>> begin Page text

Jane Attwater, Bratton, to Mary Steele, Broughton, [Thursday] 27 October 1774.
Bratton Octr 27 1774
The tender anxiety my dearest Friend you express for your unworthy Myrtilla claims my more yn grateful acknowledgements I know not how to speak half ye pleasure I feel in knowing I possess ye Friendship of such a Friend. Your worth still is heightened & I can truly say ye more I know the more I love. It gives me pain to think of your uneasyness for me & how is it increased by ye sense I have of the unworthiness of ye object of your concern. Did my Silvia know even but as well as I know myself I believe her partiality (great as I think it to be) would not look over ye numberless faults wch would yn appear but too conspicious a Large part in the affection of her for whom my heart tells [paper torn] it feels the sincerest Gratitude & ye tenderest Friendship.

>> end Page text

The request: Translate this sentence from the 1774 letter into French: "Your worth still is heightened & I can truly say ye more I know the more I love."

>> begin Supplied information

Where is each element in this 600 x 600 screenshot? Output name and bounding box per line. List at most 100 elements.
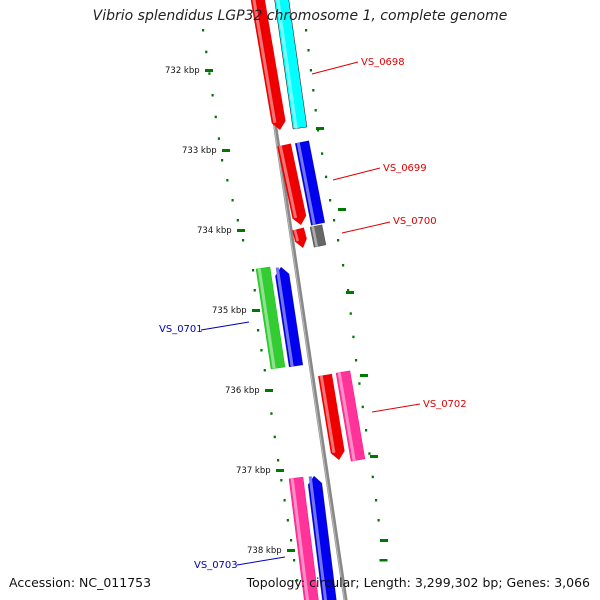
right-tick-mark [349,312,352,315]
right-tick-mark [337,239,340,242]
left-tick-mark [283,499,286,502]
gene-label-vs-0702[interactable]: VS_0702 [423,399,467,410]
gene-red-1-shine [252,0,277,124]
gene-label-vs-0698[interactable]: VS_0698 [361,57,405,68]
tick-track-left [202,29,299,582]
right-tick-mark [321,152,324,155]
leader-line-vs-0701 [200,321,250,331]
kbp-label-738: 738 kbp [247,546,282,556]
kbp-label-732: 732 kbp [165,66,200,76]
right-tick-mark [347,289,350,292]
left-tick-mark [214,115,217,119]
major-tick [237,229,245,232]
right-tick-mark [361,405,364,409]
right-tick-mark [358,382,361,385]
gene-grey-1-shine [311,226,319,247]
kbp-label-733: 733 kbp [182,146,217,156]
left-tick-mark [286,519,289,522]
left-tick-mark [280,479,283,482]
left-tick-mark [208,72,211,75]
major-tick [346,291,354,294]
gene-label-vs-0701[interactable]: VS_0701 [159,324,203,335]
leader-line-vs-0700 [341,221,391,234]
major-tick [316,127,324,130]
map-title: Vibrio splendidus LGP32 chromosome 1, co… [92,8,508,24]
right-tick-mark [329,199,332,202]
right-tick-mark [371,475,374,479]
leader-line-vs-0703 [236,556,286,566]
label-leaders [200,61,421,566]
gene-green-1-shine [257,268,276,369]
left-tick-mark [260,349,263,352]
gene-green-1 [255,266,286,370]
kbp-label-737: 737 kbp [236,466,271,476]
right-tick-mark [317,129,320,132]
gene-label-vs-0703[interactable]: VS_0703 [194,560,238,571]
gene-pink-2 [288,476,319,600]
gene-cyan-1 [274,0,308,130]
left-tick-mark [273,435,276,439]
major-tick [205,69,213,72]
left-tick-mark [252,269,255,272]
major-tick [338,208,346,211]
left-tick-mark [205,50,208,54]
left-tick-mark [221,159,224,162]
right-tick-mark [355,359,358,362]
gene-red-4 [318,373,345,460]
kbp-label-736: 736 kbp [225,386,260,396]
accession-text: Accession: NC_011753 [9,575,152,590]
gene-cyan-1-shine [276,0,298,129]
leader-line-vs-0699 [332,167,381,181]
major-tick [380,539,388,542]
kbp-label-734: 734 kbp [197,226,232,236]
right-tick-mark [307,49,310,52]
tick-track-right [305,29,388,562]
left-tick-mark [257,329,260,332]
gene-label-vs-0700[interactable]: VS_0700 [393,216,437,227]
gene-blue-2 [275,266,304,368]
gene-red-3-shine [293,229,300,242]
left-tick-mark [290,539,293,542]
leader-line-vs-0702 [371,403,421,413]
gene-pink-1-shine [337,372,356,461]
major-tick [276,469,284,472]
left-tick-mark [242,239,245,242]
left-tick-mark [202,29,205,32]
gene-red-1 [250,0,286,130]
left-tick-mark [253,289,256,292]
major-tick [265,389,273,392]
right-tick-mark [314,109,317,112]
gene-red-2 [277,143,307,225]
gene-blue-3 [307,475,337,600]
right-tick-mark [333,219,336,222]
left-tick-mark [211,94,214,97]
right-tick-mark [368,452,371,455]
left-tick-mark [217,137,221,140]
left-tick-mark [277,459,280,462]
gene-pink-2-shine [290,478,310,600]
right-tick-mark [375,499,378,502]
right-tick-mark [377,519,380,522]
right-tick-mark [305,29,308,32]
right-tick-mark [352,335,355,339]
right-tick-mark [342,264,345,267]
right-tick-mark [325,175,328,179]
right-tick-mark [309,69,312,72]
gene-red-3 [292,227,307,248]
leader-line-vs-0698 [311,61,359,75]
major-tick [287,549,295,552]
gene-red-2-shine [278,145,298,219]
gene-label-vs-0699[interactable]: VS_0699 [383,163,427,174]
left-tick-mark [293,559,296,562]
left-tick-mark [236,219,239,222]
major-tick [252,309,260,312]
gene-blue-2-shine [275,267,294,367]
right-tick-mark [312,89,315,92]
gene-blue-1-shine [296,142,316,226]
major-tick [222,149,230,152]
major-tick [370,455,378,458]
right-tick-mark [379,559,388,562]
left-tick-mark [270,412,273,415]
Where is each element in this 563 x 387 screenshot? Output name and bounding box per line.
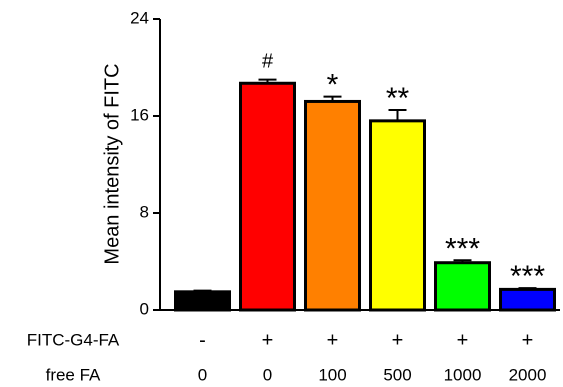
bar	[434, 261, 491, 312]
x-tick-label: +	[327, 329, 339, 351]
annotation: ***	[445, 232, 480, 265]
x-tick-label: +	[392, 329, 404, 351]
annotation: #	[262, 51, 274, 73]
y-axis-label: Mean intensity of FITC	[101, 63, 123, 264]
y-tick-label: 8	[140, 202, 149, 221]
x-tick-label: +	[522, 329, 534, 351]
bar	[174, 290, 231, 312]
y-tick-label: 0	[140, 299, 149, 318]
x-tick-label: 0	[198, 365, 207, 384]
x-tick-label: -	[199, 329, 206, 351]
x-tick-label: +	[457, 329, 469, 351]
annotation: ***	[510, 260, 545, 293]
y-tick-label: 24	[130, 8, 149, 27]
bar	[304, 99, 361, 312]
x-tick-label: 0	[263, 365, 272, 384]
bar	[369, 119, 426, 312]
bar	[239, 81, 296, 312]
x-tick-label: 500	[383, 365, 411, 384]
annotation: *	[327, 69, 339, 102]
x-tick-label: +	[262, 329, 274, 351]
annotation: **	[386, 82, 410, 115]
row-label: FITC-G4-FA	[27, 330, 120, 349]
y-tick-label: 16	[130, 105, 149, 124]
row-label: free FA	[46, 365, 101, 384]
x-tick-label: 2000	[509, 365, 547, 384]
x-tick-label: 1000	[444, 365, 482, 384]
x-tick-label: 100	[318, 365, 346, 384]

>> end Supplied information
>> begin Supplied information

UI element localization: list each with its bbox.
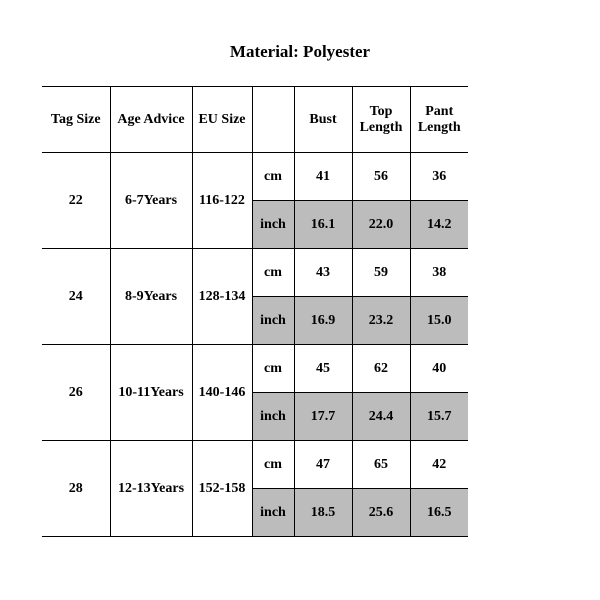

>> end Supplied information

Result of this task: Votre mérite s'accroît encore, et je puis dire sincèrement que plus je connais, plus j'aime.